WORK INSTRUCTIONS: In the entries that follow, how many lines contain the word "English"? Answer with the number only.

DATA EXTRACT:

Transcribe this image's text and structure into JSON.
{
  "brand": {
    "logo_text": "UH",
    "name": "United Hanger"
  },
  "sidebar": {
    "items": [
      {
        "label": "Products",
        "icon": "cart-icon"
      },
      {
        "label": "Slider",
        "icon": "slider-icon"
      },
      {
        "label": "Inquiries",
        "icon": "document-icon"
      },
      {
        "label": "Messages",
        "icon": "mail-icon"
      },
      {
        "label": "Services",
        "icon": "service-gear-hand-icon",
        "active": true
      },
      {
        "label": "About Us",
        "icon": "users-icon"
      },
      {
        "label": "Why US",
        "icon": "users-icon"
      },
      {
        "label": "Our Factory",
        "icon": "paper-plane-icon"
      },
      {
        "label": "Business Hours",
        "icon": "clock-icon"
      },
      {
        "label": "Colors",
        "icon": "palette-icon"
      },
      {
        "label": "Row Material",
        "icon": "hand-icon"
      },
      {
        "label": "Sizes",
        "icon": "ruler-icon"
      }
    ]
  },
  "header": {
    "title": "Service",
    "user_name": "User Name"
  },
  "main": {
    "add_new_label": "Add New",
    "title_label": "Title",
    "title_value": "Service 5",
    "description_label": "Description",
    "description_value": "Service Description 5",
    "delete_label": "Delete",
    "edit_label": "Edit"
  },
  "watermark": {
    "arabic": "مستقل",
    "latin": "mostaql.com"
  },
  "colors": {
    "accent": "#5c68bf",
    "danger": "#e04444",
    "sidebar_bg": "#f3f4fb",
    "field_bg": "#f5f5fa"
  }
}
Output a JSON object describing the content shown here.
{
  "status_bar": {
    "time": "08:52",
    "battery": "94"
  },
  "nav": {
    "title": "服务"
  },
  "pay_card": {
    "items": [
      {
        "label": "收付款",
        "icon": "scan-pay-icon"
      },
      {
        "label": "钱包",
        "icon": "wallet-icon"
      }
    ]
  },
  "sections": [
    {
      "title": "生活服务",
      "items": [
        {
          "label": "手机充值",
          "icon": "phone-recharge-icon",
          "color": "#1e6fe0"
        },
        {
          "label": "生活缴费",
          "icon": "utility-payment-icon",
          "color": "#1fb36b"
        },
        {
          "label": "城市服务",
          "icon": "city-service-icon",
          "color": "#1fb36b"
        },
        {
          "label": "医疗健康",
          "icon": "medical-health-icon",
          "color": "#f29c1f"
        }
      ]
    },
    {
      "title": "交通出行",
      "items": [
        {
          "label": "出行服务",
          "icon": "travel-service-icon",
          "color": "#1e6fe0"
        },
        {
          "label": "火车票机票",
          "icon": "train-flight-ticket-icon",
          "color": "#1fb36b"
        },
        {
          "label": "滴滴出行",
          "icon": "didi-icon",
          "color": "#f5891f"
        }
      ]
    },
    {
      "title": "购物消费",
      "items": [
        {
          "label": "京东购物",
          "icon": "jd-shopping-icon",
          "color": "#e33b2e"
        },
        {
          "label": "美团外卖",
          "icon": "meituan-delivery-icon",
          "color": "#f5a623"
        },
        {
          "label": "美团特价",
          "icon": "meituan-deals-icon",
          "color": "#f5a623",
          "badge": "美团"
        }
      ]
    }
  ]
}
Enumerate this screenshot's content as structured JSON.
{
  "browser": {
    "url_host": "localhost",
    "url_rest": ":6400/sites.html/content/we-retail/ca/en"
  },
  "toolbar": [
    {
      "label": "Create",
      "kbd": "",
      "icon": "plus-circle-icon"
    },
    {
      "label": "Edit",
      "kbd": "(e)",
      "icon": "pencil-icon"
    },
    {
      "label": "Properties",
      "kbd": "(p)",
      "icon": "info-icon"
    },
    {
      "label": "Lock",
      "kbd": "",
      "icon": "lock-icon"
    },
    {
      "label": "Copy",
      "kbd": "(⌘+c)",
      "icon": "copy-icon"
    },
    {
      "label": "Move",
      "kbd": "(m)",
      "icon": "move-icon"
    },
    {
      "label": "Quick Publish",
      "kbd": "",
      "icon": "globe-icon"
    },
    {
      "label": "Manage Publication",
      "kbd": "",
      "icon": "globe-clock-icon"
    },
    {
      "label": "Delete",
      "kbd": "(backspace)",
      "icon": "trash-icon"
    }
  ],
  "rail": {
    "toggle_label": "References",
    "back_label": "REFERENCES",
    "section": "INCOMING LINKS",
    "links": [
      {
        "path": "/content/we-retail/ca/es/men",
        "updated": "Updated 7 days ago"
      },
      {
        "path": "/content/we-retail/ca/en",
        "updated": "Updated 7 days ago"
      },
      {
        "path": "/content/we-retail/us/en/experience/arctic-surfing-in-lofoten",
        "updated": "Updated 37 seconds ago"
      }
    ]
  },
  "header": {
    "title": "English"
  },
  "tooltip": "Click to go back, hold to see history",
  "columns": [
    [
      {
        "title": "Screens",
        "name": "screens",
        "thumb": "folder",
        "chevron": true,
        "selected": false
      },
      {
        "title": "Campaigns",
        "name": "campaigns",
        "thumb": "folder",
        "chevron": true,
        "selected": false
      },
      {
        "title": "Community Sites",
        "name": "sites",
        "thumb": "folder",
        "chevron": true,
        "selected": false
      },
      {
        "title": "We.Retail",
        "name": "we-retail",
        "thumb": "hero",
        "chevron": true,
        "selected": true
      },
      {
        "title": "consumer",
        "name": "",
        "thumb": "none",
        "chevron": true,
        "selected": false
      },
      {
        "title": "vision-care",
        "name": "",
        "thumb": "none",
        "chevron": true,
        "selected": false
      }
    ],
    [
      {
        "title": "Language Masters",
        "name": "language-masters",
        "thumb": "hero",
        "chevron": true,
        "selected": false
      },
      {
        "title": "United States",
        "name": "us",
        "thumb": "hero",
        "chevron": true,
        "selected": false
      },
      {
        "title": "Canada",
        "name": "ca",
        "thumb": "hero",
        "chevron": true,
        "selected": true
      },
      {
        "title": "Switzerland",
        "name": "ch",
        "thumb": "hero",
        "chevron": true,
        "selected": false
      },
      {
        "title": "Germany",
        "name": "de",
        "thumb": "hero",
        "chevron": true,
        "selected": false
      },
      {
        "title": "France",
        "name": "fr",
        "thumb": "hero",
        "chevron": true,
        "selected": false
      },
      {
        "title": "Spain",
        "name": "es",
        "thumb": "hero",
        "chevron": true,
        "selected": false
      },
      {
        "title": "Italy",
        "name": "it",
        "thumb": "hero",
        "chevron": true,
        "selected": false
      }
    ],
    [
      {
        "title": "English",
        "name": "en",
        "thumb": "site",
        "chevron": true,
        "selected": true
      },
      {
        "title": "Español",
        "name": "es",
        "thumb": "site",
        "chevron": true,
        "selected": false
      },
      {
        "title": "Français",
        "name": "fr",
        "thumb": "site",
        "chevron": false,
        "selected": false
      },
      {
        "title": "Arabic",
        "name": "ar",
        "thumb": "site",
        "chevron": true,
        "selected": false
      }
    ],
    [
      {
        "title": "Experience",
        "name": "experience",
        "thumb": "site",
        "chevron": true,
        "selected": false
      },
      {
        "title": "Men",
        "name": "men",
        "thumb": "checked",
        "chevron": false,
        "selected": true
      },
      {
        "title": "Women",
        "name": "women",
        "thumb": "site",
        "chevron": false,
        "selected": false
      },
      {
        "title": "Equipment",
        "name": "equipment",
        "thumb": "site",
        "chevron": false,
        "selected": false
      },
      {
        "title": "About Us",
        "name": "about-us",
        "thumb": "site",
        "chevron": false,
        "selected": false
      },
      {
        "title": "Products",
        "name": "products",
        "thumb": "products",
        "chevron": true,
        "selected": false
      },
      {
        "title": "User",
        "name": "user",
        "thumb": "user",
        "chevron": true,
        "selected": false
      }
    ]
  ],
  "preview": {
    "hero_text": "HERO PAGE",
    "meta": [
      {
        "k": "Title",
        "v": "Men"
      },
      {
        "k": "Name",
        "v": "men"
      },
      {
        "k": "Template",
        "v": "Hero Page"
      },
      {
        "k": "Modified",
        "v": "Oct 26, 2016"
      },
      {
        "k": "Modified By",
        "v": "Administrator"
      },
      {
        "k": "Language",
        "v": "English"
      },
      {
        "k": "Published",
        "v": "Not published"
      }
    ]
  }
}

THE OUTPUT: 3